§ **TASK PROMPT**: Work out the number of lines in the records that include the word "JSON"; reply with that number alone.

###

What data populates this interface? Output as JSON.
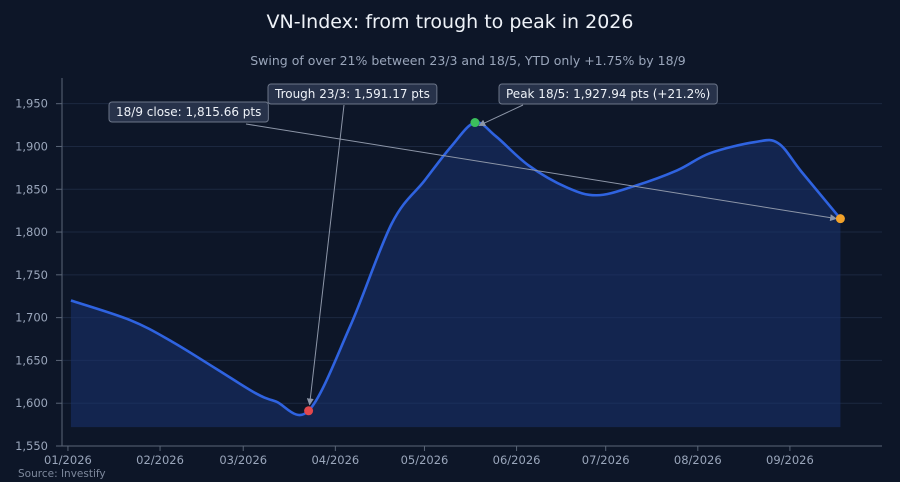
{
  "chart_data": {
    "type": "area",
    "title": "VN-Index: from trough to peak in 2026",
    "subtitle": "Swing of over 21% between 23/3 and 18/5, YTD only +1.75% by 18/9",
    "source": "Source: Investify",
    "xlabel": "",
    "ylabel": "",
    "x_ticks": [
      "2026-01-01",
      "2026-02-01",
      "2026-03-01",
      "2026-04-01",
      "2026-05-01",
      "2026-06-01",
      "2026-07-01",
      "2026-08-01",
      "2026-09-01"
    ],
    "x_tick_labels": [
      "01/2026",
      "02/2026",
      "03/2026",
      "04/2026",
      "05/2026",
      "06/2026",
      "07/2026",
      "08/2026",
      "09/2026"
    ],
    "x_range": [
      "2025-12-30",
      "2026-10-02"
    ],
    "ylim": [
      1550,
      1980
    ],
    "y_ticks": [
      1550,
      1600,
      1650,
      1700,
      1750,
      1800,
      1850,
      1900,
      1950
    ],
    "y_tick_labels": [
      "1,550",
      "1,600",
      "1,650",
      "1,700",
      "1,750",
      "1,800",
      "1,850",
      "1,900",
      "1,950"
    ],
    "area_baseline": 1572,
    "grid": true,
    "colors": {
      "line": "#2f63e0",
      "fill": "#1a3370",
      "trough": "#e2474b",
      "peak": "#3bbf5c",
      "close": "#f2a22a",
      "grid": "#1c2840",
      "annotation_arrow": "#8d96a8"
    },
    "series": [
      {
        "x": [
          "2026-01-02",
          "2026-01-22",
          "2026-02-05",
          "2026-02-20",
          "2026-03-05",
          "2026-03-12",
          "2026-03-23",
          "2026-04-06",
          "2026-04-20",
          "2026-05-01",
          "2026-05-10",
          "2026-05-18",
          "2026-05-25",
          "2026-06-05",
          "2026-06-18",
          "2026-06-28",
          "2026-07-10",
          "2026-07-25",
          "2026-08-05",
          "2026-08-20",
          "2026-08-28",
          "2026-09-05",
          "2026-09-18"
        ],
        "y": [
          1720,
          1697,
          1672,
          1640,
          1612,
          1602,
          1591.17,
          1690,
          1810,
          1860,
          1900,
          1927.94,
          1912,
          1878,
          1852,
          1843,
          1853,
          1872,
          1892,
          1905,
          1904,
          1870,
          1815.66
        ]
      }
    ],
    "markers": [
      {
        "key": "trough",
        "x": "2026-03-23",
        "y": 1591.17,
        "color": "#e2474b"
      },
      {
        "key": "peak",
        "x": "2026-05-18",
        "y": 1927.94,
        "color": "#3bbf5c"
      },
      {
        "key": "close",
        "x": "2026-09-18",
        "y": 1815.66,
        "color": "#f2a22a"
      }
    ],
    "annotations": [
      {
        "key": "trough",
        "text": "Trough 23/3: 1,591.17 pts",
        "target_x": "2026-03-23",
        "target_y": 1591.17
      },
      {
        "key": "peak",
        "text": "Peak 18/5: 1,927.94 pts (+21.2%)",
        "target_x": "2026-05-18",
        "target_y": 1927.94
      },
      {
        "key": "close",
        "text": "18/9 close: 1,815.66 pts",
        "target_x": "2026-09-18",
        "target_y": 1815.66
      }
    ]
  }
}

###

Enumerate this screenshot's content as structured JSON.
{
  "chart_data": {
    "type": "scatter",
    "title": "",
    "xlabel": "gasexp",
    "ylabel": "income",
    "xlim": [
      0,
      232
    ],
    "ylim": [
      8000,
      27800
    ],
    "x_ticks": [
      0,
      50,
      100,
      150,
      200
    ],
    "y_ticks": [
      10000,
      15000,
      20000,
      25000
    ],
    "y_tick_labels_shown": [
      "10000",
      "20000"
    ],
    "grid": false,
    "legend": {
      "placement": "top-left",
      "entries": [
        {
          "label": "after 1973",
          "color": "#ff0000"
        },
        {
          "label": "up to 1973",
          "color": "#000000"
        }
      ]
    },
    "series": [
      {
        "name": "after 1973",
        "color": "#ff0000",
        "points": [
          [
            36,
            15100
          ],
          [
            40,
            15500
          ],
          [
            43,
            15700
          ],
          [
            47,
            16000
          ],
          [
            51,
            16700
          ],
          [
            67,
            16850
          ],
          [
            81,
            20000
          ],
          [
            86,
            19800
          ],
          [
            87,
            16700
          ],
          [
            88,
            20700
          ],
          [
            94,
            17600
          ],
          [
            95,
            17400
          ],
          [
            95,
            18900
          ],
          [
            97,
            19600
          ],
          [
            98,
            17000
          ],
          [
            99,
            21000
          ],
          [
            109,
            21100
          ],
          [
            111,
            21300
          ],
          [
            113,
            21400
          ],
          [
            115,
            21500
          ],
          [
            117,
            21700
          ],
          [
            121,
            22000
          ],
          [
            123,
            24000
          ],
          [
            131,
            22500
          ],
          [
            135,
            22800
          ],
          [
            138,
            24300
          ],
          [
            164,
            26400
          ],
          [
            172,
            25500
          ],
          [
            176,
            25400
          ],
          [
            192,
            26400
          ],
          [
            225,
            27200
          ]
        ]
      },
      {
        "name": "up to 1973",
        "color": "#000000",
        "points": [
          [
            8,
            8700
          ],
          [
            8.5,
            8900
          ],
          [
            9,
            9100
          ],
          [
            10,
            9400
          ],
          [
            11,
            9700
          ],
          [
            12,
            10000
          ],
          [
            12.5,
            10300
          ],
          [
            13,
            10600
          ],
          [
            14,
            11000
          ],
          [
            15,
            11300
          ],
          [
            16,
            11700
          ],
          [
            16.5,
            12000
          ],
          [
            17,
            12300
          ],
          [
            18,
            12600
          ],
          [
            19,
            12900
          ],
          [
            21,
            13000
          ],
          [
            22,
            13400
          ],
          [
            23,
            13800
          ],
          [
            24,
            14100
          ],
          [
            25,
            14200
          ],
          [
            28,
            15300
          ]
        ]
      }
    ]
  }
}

###

§ **TASK RESPONSE**: 2